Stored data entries
-*-

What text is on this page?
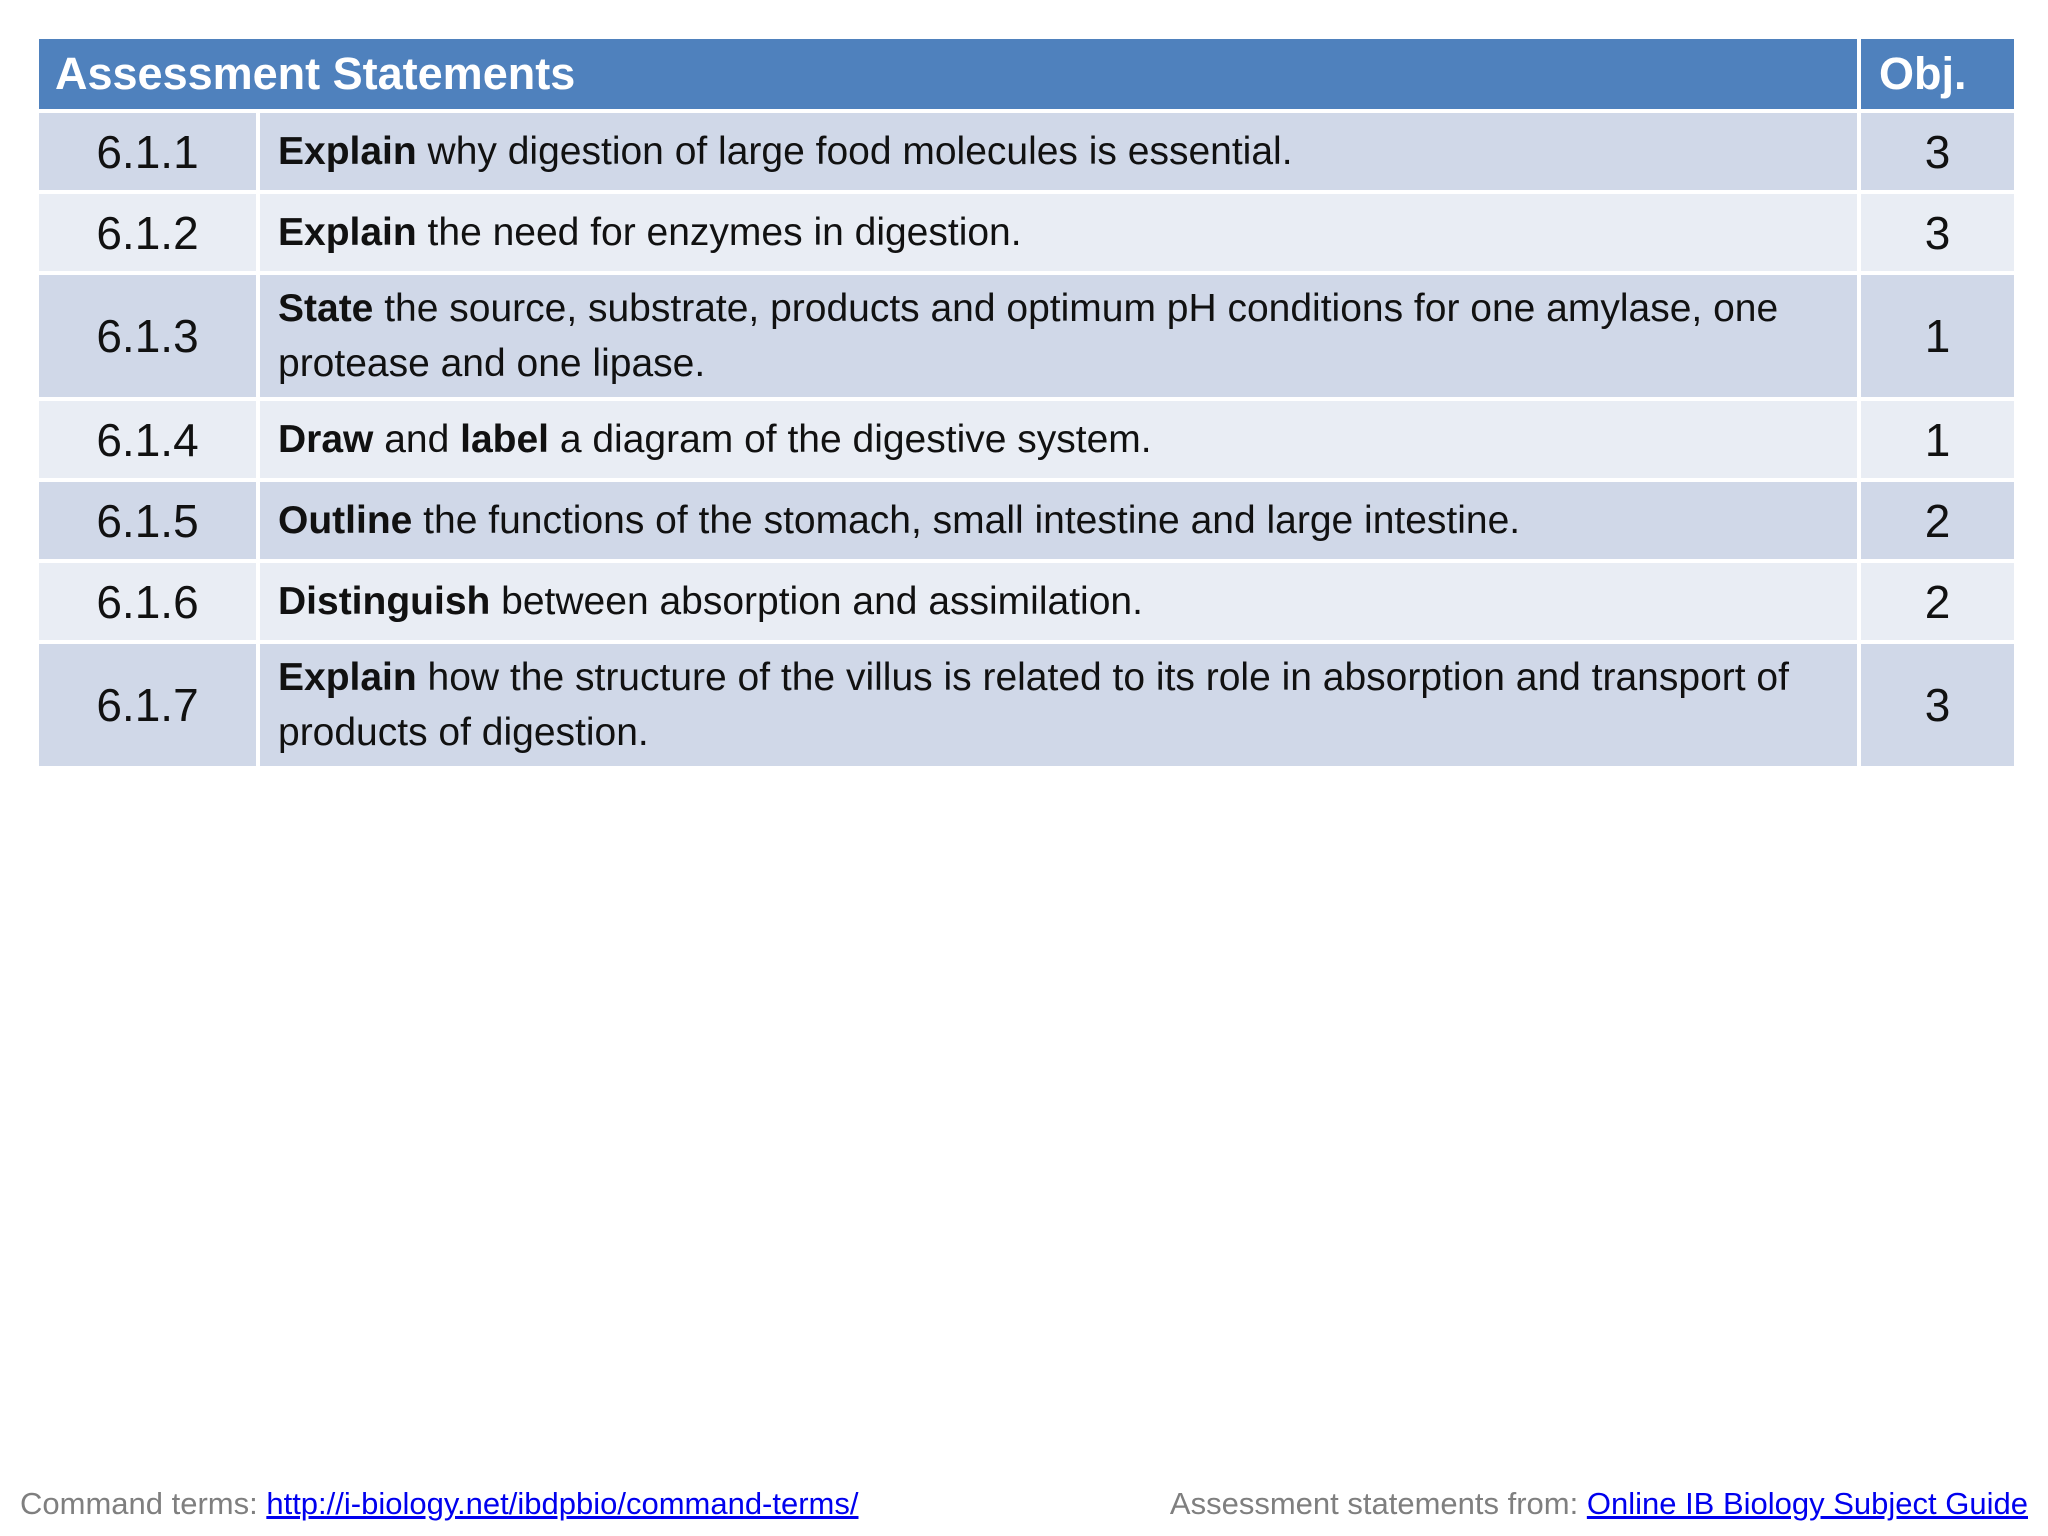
Assessment Statements		Obj.
6.1.1	Explain why digestion of large food molecules is essential.	3
6.1.2	Explain the need for enzymes in digestion.	3
6.1.3	State the source, substrate, products and optimum pH conditions for one amylase, one protease and one lipase.	1
6.1.4	Draw and label a diagram of the digestive system.	1
6.1.5	Outline the functions of the stomach, small intestine and large intestine.	2
6.1.6	Distinguish between absorption and assimilation.	2
6.1.7	Explain how the structure of the villus is related to its role in absorption and transport of products of digestion.	3
Command terms: http://i-biology.net/ibdpbio/command-terms/	Assessment statements from: Online IB Biology Subject Guide
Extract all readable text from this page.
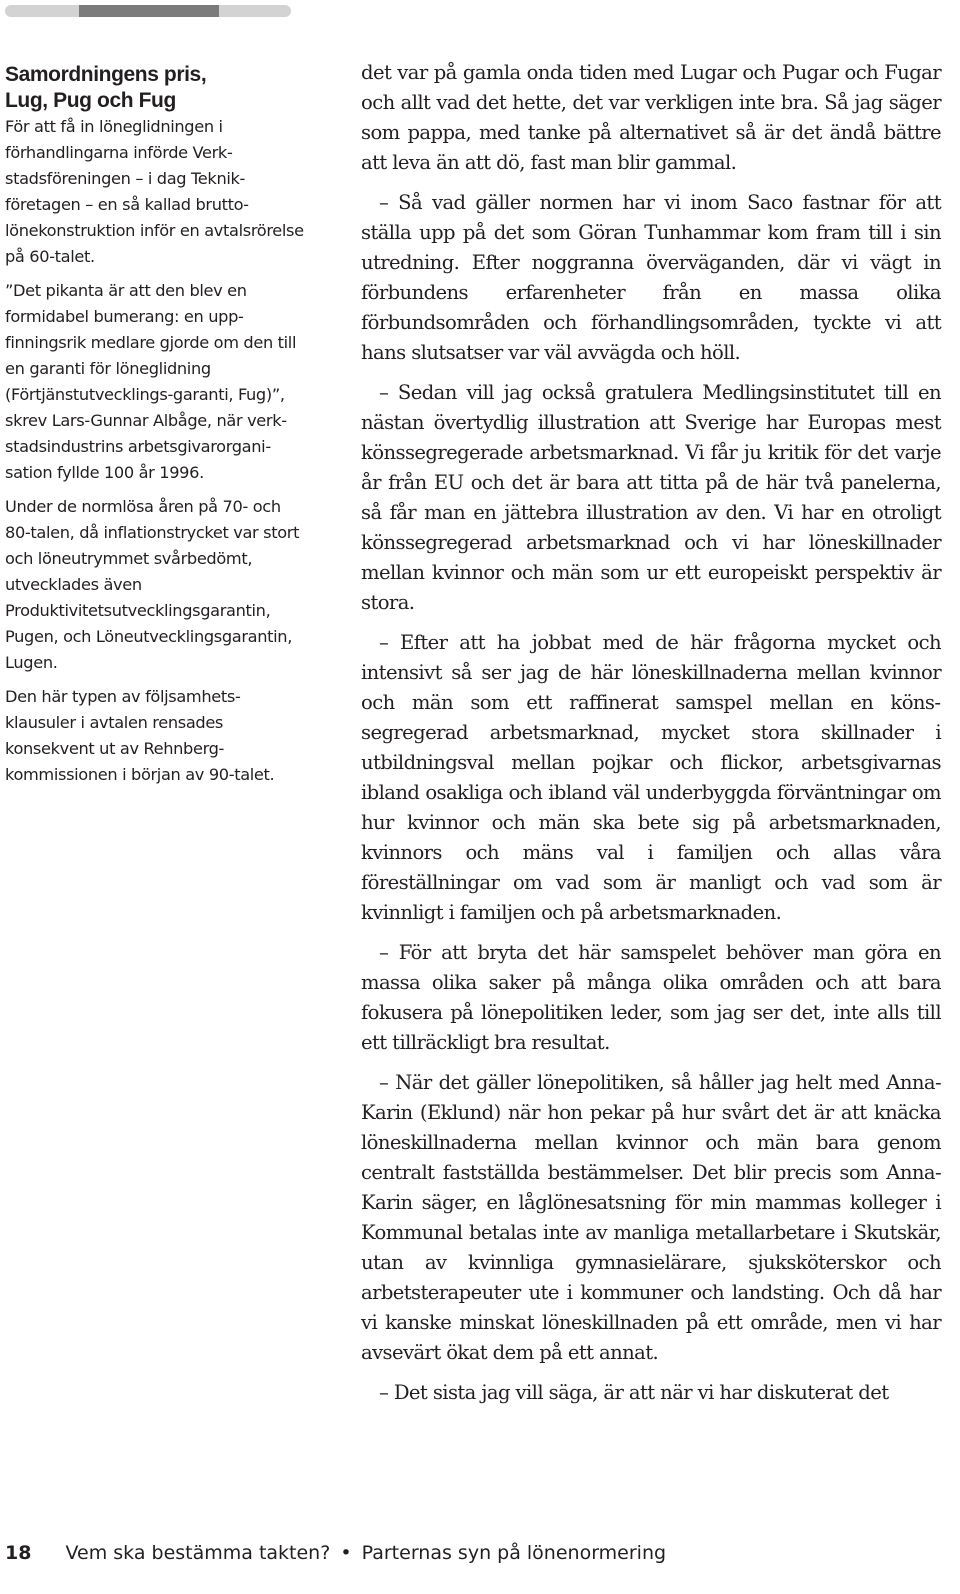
Samordningens pris,
Lug, Pug och Fug

För att få in löneglidningen i förhandlingarna införde Verkstadsföreningen – i dag Teknikföretagen – en så kallad bruttolönekonstruktion inför en avtalsrörelse på 60-talet.

”Det pikanta är att den blev en formidabel bumerang: en uppfinningsrik medlare gjorde om den till en garanti för löneglidning (Förtjänstutvecklings-garanti, Fug)”, skrev Lars-Gunnar Albåge, när verkstadsindustrins arbetsgivarorganisation fyllde 100 år 1996.

Under de normlösa åren på 70- och 80-talen, då inflationstrycket var stort och löneutrymmet svårbedömt, utvecklades även Produktivitetsutvecklingsgarantin, Pugen, och Löneutvecklingsgarantin, Lugen.

Den här typen av följsamhetsklausuler i avtalen rensades konsekvent ut av Rehnbergkommissionen i början av 90-talet.

det var på gamla onda tiden med Lugar och Pugar och Fugar och allt vad det hette, det var verkligen inte bra. Så jag säger som pappa, med tanke på alternativet så är det ändå bättre att leva än att dö, fast man blir gammal.

– Så vad gäller normen har vi inom Saco fastnar för att ställa upp på det som Göran Tunhammar kom fram till i sin utredning. Efter noggranna överväganden, där vi vägt in förbundens erfarenheter från en massa olika förbundsområden och förhandlingsområden, tyckte vi att hans slutsatser var väl avvägda och höll.

– Sedan vill jag också gratulera Medlingsinstitutet till en nästan övertydlig illustration att Sverige har Europas mest könssegregerade arbetsmarknad. Vi får ju kritik för det varje år från EU och det är bara att titta på de här två panelerna, så får man en jättebra illustration av den. Vi har en otroligt könssegregerad arbetsmarknad och vi har löneskillnader mellan kvinnor och män som ur ett europeiskt perspektiv är stora.

– Efter att ha jobbat med de här frågorna mycket och intensivt så ser jag de här löneskillnaderna mellan kvinnor och män som ett raffinerat samspel mellan en könssegregerad arbetsmarknad, mycket stora skillnader i utbildningsval mellan pojkar och flickor, arbetsgivarnas ibland osakliga och ibland väl underbyggda förväntningar om hur kvinnor och män ska bete sig på arbetsmarknaden, kvinnors och mäns val i familjen och allas våra föreställningar om vad som är manligt och vad som är kvinnligt i familjen och på arbetsmarknaden.

– För att bryta det här samspelet behöver man göra en massa olika saker på många olika områden och att bara fokusera på lönepolitiken leder, som jag ser det, inte alls till ett tillräckligt bra resultat.

– När det gäller lönepolitiken, så håller jag helt med Anna-Karin (Eklund) när hon pekar på hur svårt det är att knäcka löneskillnaderna mellan kvinnor och män bara genom centralt fastställda bestämmelser. Det blir precis som Anna-Karin säger, en låglönesatsning för min mammas kolleger i Kommunal betalas inte av manliga metallarbetare i Skutskär, utan av kvinnliga gymnasielärare, sjuksköterskor och arbetsterapeuter ute i kommuner och landsting. Och då har vi kanske minskat löneskillnaden på ett område, men vi har avsevärt ökat dem på ett annat.

– Det sista jag vill säga, är att när vi har diskuterat det

18 Vem ska bestämma takten? • Parternas syn på lönenormering
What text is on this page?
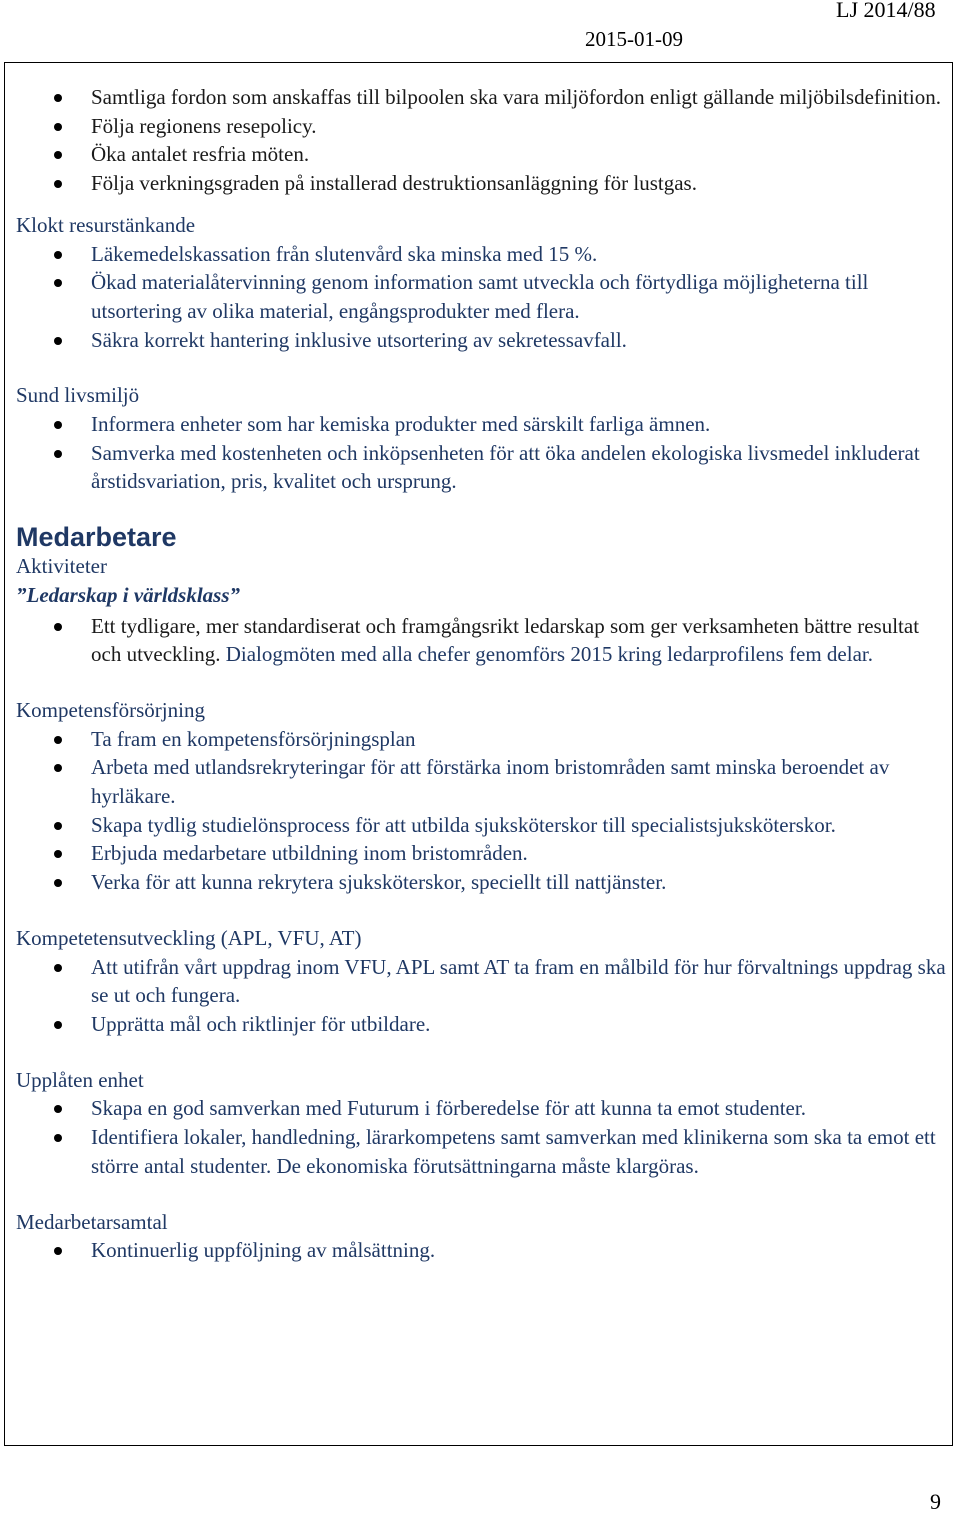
2015-01-09
LJ 2014/88
Samtliga fordon som anskaffas till bilpoolen ska vara miljöfordon enligt gällande miljöbilsdefinition.
Följa regionens resepolicy.
Öka antalet resfria möten.
Följa verkningsgraden på installerad destruktionsanläggning för lustgas.
Klokt resurstänkande
Läkemedelskassation från slutenvård ska minska med 15 %.
Ökad materialåtervinning genom information samt utveckla och förtydliga möjligheterna till utsortering av olika material, engångsprodukter med flera.
Säkra korrekt hantering inklusive utsortering av sekretessavfall.
Sund livsmiljö
Informera enheter som har kemiska produkter med särskilt farliga ämnen.
Samverka med kostenheten och inköpsenheten för att öka andelen ekologiska livsmedel inkluderat årstidsvariation, pris, kvalitet och ursprung.
Medarbetare
Aktiviteter
”Ledarskap i världsklass”
Ett tydligare, mer standardiserat och framgångsrikt ledarskap som ger verksamheten bättre resultat och utveckling. Dialogmöten med alla chefer genomförs 2015 kring ledarprofilens fem delar.
Kompetensförsörjning
Ta fram en kompetensförsörjningsplan
Arbeta med utlandsrekryteringar för att förstärka inom bristområden samt minska beroendet av hyrläkare.
Skapa tydlig studielönsprocess för att utbilda sjuksköterskor till specialistsjuksköterskor.
Erbjuda medarbetare utbildning inom bristområden.
Verka för att kunna rekrytera sjuksköterskor, speciellt till nattjänster.
Kompetetensutveckling (APL, VFU, AT)
Att utifrån vårt uppdrag inom VFU, APL samt AT ta fram en målbild för hur förvaltnings uppdrag ska se ut och fungera.
Upprätta mål och riktlinjer för utbildare.
Upplåten enhet
Skapa en god samverkan med Futurum i förberedelse för att kunna ta emot studenter.
Identifiera lokaler, handledning, lärarkompetens samt samverkan med klinikerna som ska ta emot ett större antal studenter. De ekonomiska förutsättningarna måste klargöras.
Medarbetarsamtal
Kontinuerlig uppföljning av målsättning.
9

-*-

● Action item: The string "massa" may appear on lines of the data above; give the number of those lines and nothing more.

● Finished exercise: 2